Source records
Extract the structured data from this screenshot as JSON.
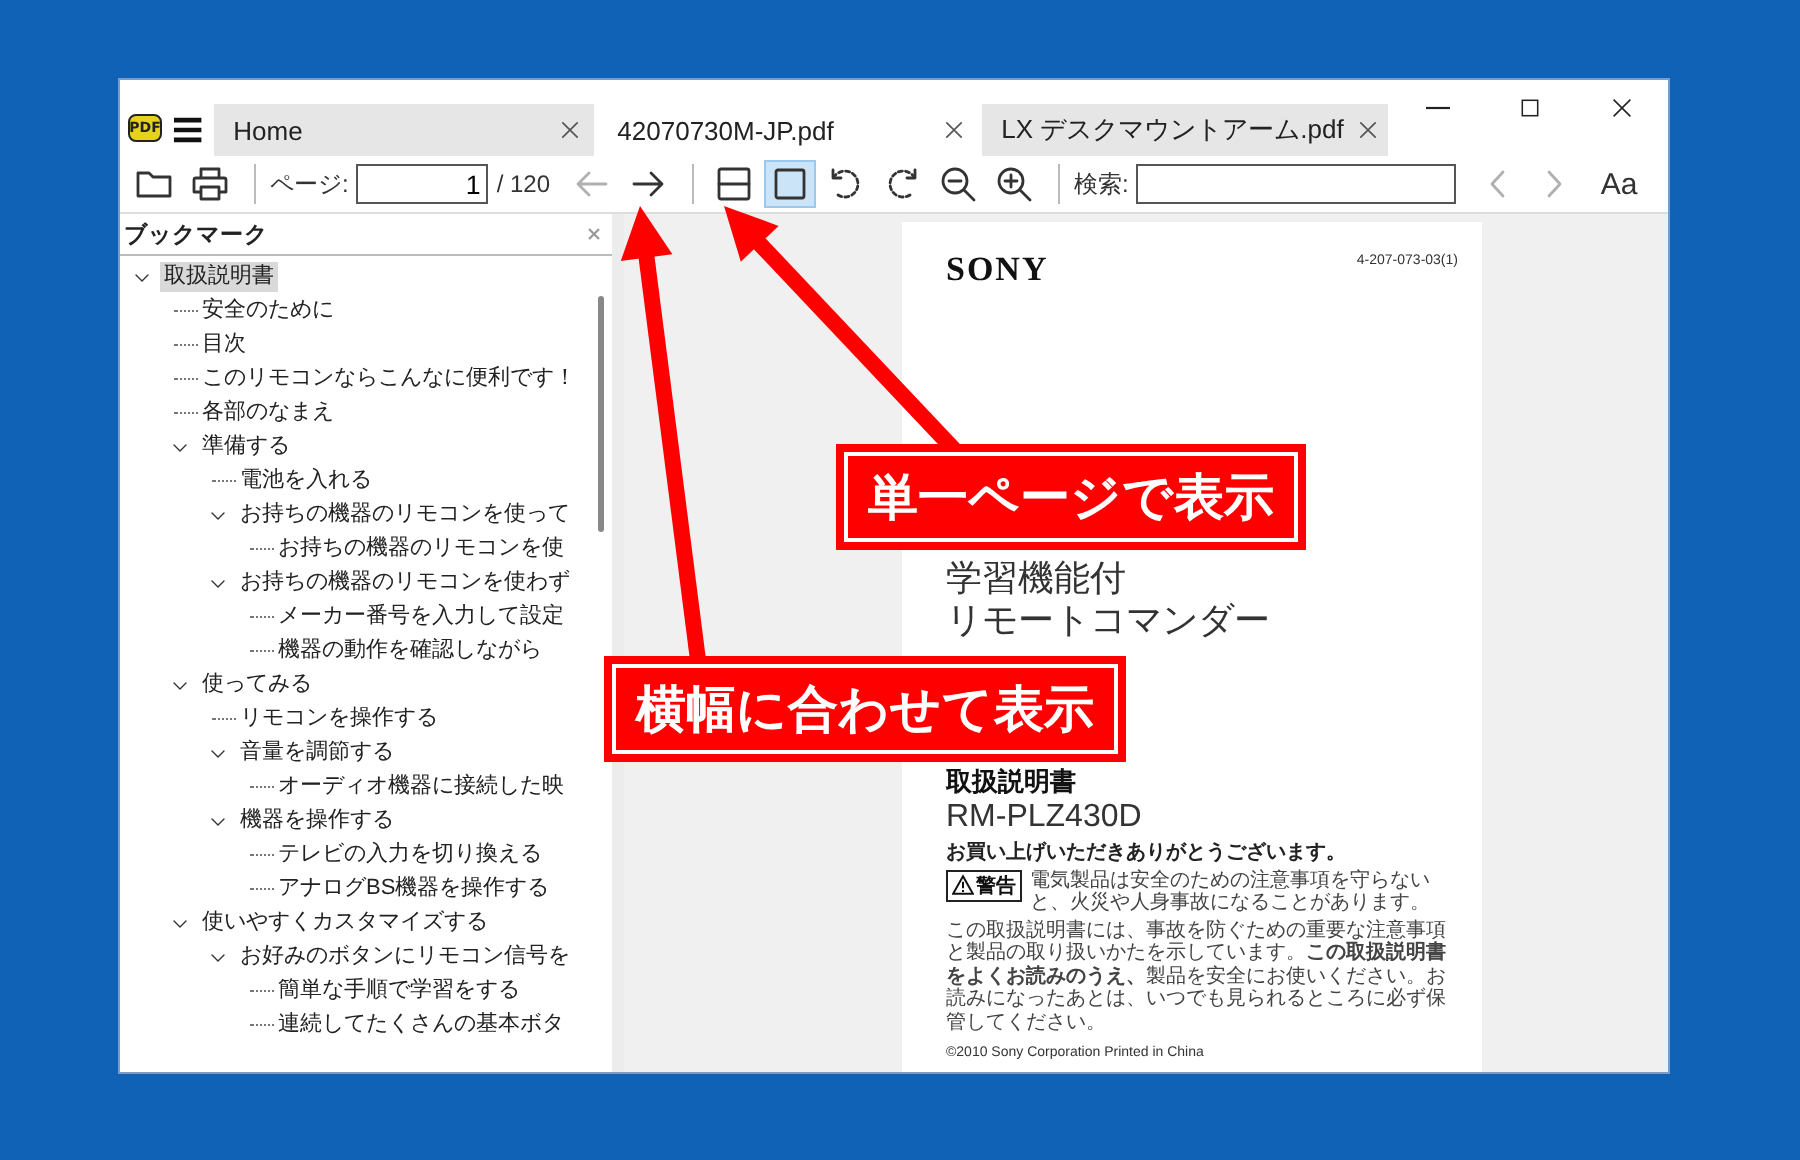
{
  "window": {
    "app_logo": "PDF",
    "tabs": [
      {
        "label": "Home",
        "selected": false
      },
      {
        "label": "42070730M-JP.pdf",
        "selected": true
      },
      {
        "label": "LX デスクマウントアーム.pdf",
        "selected": false
      }
    ]
  },
  "toolbar": {
    "page_label": "ページ:",
    "page_value": "1",
    "page_total": "/ 120",
    "page_nav": [
      {
        "kind": "back",
        "disabled": true
      },
      {
        "kind": "forward",
        "disabled": false
      }
    ],
    "view_modes": [
      {
        "kind": "fit-width",
        "selected": false
      },
      {
        "kind": "single-page",
        "selected": true
      }
    ],
    "tools": [
      {
        "kind": "rotate-left"
      },
      {
        "kind": "rotate-right"
      },
      {
        "kind": "zoom-out"
      },
      {
        "kind": "zoom-in"
      }
    ],
    "search_label": "検索:",
    "search_nav": [
      {
        "kind": "previous",
        "disabled": true
      },
      {
        "kind": "next",
        "disabled": true
      }
    ],
    "match_case": "Aa"
  },
  "bookmarks": {
    "title": "ブックマーク",
    "items": [
      {
        "label": "取扱説明書",
        "selected": true,
        "expanded": true,
        "children": [
          {
            "label": "安全のために",
            "selected": false
          },
          {
            "label": "目次",
            "selected": false
          },
          {
            "label": "このリモコンならこんなに便利です！",
            "selected": false
          },
          {
            "label": "各部のなまえ",
            "selected": false
          },
          {
            "label": "準備する",
            "selected": false,
            "expanded": true,
            "children": [
              {
                "label": "電池を入れる",
                "selected": false
              },
              {
                "label": "お持ちの機器のリモコンを使って",
                "selected": false,
                "expanded": true,
                "children": [
                  {
                    "label": "お持ちの機器のリモコンを使",
                    "selected": false
                  }
                ]
              },
              {
                "label": "お持ちの機器のリモコンを使わず",
                "selected": false,
                "expanded": true,
                "children": [
                  {
                    "label": "メーカー番号を入力して設定",
                    "selected": false
                  },
                  {
                    "label": "機器の動作を確認しながら",
                    "selected": false
                  }
                ]
              }
            ]
          },
          {
            "label": "使ってみる",
            "selected": false,
            "expanded": true,
            "children": [
              {
                "label": "リモコンを操作する",
                "selected": false
              },
              {
                "label": "音量を調節する",
                "selected": false,
                "expanded": true,
                "children": [
                  {
                    "label": "オーディオ機器に接続した映",
                    "selected": false
                  }
                ]
              },
              {
                "label": "機器を操作する",
                "selected": false,
                "expanded": true,
                "children": [
                  {
                    "label": "テレビの入力を切り換える",
                    "selected": false
                  },
                  {
                    "label": "アナログBS機器を操作する",
                    "selected": false
                  }
                ]
              }
            ]
          },
          {
            "label": "使いやすくカスタマイズする",
            "selected": false,
            "expanded": true,
            "children": [
              {
                "label": "お好みのボタンにリモコン信号を",
                "selected": false,
                "expanded": true,
                "children": [
                  {
                    "label": "簡単な手順で学習をする",
                    "selected": false
                  },
                  {
                    "label": "連続してたくさんの基本ボタ",
                    "selected": false
                  }
                ]
              }
            ]
          }
        ]
      }
    ]
  },
  "document": {
    "brand": "SONY",
    "code": "4-207-073-03(1)",
    "product_title": [
      "学習機能付",
      "リモートコマンダー"
    ],
    "heading": "取扱説明書",
    "model": "RM-PLZ430D",
    "thanks": "お買い上げいただきありがとうございます。",
    "warning_label": "警告",
    "warning_text": "電気製品は安全のための注意事項を守らないと、火災や人身事故になることがあります。",
    "notice": "この取扱説明書には、事故を防ぐための重要な注意事項と製品の取り扱いかたを示しています。**この取扱説明書をよくお読みのうえ、**製品を安全にお使いください。お読みになったあとは、いつでも見られるところに必ず保管してください。",
    "copyright": "©2010 Sony Corporation Printed in China"
  },
  "annotations": [
    {
      "text": "単一ページで表示"
    },
    {
      "text": "横幅に合わせて表示"
    }
  ]
}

» **What to produce**
Restate the whole listing above exactly, please, omitting every image.

» **Task response**
Extract the structured data from this screenshot as JSON.
{
  "window": {
    "app_logo": "PDF",
    "tabs": [
      {
        "label": "Home",
        "selected": false
      },
      {
        "label": "42070730M-JP.pdf",
        "selected": true
      },
      {
        "label": "LX デスクマウントアーム.pdf",
        "selected": false
      }
    ]
  },
  "toolbar": {
    "page_label": "ページ:",
    "page_value": "1",
    "page_total": "/ 120",
    "page_nav": [
      {
        "kind": "back",
        "disabled": true
      },
      {
        "kind": "forward",
        "disabled": false
      }
    ],
    "view_modes": [
      {
        "kind": "fit-width",
        "selected": false
      },
      {
        "kind": "single-page",
        "selected": true
      }
    ],
    "tools": [
      {
        "kind": "rotate-left"
      },
      {
        "kind": "rotate-right"
      },
      {
        "kind": "zoom-out"
      },
      {
        "kind": "zoom-in"
      }
    ],
    "search_label": "検索:",
    "search_nav": [
      {
        "kind": "previous",
        "disabled": true
      },
      {
        "kind": "next",
        "disabled": true
      }
    ],
    "match_case": "Aa"
  },
  "bookmarks": {
    "title": "ブックマーク",
    "items": [
      {
        "label": "取扱説明書",
        "selected": true,
        "expanded": true,
        "children": [
          {
            "label": "安全のために",
            "selected": false
          },
          {
            "label": "目次",
            "selected": false
          },
          {
            "label": "このリモコンならこんなに便利です！",
            "selected": false
          },
          {
            "label": "各部のなまえ",
            "selected": false
          },
          {
            "label": "準備する",
            "selected": false,
            "expanded": true,
            "children": [
              {
                "label": "電池を入れる",
                "selected": false
              },
              {
                "label": "お持ちの機器のリモコンを使って",
                "selected": false,
                "expanded": true,
                "children": [
                  {
                    "label": "お持ちの機器のリモコンを使",
                    "selected": false
                  }
                ]
              },
              {
                "label": "お持ちの機器のリモコンを使わず",
                "selected": false,
                "expanded": true,
                "children": [
                  {
                    "label": "メーカー番号を入力して設定",
                    "selected": false
                  },
                  {
                    "label": "機器の動作を確認しながら",
                    "selected": false
                  }
                ]
              }
            ]
          },
          {
            "label": "使ってみる",
            "selected": false,
            "expanded": true,
            "children": [
              {
                "label": "リモコンを操作する",
                "selected": false
              },
              {
                "label": "音量を調節する",
                "selected": false,
                "expanded": true,
                "children": [
                  {
                    "label": "オーディオ機器に接続した映",
                    "selected": false
                  }
                ]
              },
              {
                "label": "機器を操作する",
                "selected": false,
                "expanded": true,
                "children": [
                  {
                    "label": "テレビの入力を切り換える",
                    "selected": false
                  },
                  {
                    "label": "アナログBS機器を操作する",
                    "selected": false
                  }
                ]
              }
            ]
          },
          {
            "label": "使いやすくカスタマイズする",
            "selected": false,
            "expanded": true,
            "children": [
              {
                "label": "お好みのボタンにリモコン信号を",
                "selected": false,
                "expanded": true,
                "children": [
                  {
                    "label": "簡単な手順で学習をする",
                    "selected": false
                  },
                  {
                    "label": "連続してたくさんの基本ボタ",
                    "selected": false
                  }
                ]
              }
            ]
          }
        ]
      }
    ]
  },
  "document": {
    "brand": "SONY",
    "code": "4-207-073-03(1)",
    "product_title": [
      "学習機能付",
      "リモートコマンダー"
    ],
    "heading": "取扱説明書",
    "model": "RM-PLZ430D",
    "thanks": "お買い上げいただきありがとうございます。",
    "warning_label": "警告",
    "warning_text": "電気製品は安全のための注意事項を守らないと、火災や人身事故になることがあります。",
    "notice": "この取扱説明書には、事故を防ぐための重要な注意事項と製品の取り扱いかたを示しています。**この取扱説明書をよくお読みのうえ、**製品を安全にお使いください。お読みになったあとは、いつでも見られるところに必ず保管してください。",
    "copyright": "©2010 Sony Corporation Printed in China"
  },
  "annotations": [
    {
      "text": "単一ページで表示"
    },
    {
      "text": "横幅に合わせて表示"
    }
  ]
}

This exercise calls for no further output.